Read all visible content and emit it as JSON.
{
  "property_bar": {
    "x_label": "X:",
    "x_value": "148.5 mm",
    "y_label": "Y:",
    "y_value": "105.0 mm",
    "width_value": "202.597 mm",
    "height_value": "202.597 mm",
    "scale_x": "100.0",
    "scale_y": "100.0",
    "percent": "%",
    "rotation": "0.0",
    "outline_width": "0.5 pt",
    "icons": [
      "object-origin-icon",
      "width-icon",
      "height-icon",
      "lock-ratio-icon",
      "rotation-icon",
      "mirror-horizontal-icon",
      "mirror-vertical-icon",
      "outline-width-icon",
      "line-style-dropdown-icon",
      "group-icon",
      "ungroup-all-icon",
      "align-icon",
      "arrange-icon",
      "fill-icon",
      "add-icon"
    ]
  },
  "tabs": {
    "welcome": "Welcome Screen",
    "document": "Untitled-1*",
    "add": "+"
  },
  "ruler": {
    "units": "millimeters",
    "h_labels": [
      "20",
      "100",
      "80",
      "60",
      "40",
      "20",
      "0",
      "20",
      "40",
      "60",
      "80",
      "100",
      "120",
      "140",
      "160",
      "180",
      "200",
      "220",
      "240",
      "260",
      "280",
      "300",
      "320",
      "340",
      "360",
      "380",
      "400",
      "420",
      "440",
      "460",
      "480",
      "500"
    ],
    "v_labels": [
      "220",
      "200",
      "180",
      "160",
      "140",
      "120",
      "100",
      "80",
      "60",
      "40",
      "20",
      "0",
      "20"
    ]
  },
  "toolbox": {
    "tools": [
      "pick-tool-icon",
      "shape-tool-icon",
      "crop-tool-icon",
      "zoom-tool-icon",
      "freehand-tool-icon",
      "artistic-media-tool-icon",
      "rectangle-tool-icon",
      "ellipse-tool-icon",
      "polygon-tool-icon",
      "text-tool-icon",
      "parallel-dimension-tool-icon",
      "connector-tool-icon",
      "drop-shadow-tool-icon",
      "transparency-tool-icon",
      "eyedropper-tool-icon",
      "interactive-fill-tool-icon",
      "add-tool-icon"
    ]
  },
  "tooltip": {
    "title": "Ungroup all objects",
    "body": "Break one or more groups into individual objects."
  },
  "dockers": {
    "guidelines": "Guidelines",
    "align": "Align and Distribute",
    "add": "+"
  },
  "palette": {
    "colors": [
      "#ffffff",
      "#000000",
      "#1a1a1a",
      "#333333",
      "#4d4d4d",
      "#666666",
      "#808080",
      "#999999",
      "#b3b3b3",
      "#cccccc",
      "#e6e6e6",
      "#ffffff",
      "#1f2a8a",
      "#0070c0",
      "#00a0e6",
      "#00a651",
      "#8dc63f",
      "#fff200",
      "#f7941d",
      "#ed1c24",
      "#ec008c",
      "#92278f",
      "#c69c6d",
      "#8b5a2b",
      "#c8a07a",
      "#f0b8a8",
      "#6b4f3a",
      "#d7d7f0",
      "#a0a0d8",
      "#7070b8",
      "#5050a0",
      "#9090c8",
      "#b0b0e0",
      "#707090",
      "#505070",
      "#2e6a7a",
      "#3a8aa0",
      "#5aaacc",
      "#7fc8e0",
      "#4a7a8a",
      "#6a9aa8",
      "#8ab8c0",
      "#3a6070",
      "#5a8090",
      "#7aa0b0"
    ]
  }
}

++++++

# JOB:
Print out every entry, keeping each one exact.

# SOLUTION FOR THIS PROBLEM:
Read all visible content and emit it as JSON.
{
  "property_bar": {
    "x_label": "X:",
    "x_value": "148.5 mm",
    "y_label": "Y:",
    "y_value": "105.0 mm",
    "width_value": "202.597 mm",
    "height_value": "202.597 mm",
    "scale_x": "100.0",
    "scale_y": "100.0",
    "percent": "%",
    "rotation": "0.0",
    "outline_width": "0.5 pt",
    "icons": [
      "object-origin-icon",
      "width-icon",
      "height-icon",
      "lock-ratio-icon",
      "rotation-icon",
      "mirror-horizontal-icon",
      "mirror-vertical-icon",
      "outline-width-icon",
      "line-style-dropdown-icon",
      "group-icon",
      "ungroup-all-icon",
      "align-icon",
      "arrange-icon",
      "fill-icon",
      "add-icon"
    ]
  },
  "tabs": {
    "welcome": "Welcome Screen",
    "document": "Untitled-1*",
    "add": "+"
  },
  "ruler": {
    "units": "millimeters",
    "h_labels": [
      "20",
      "100",
      "80",
      "60",
      "40",
      "20",
      "0",
      "20",
      "40",
      "60",
      "80",
      "100",
      "120",
      "140",
      "160",
      "180",
      "200",
      "220",
      "240",
      "260",
      "280",
      "300",
      "320",
      "340",
      "360",
      "380",
      "400",
      "420",
      "440",
      "460",
      "480",
      "500"
    ],
    "v_labels": [
      "220",
      "200",
      "180",
      "160",
      "140",
      "120",
      "100",
      "80",
      "60",
      "40",
      "20",
      "0",
      "20"
    ]
  },
  "toolbox": {
    "tools": [
      "pick-tool-icon",
      "shape-tool-icon",
      "crop-tool-icon",
      "zoom-tool-icon",
      "freehand-tool-icon",
      "artistic-media-tool-icon",
      "rectangle-tool-icon",
      "ellipse-tool-icon",
      "polygon-tool-icon",
      "text-tool-icon",
      "parallel-dimension-tool-icon",
      "connector-tool-icon",
      "drop-shadow-tool-icon",
      "transparency-tool-icon",
      "eyedropper-tool-icon",
      "interactive-fill-tool-icon",
      "add-tool-icon"
    ]
  },
  "tooltip": {
    "title": "Ungroup all objects",
    "body": "Break one or more groups into individual objects."
  },
  "dockers": {
    "guidelines": "Guidelines",
    "align": "Align and Distribute",
    "add": "+"
  },
  "palette": {
    "colors": [
      "#ffffff",
      "#000000",
      "#1a1a1a",
      "#333333",
      "#4d4d4d",
      "#666666",
      "#808080",
      "#999999",
      "#b3b3b3",
      "#cccccc",
      "#e6e6e6",
      "#ffffff",
      "#1f2a8a",
      "#0070c0",
      "#00a0e6",
      "#00a651",
      "#8dc63f",
      "#fff200",
      "#f7941d",
      "#ed1c24",
      "#ec008c",
      "#92278f",
      "#c69c6d",
      "#8b5a2b",
      "#c8a07a",
      "#f0b8a8",
      "#6b4f3a",
      "#d7d7f0",
      "#a0a0d8",
      "#7070b8",
      "#5050a0",
      "#9090c8",
      "#b0b0e0",
      "#707090",
      "#505070",
      "#2e6a7a",
      "#3a8aa0",
      "#5aaacc",
      "#7fc8e0",
      "#4a7a8a",
      "#6a9aa8",
      "#8ab8c0",
      "#3a6070",
      "#5a8090",
      "#7aa0b0"
    ]
  }
}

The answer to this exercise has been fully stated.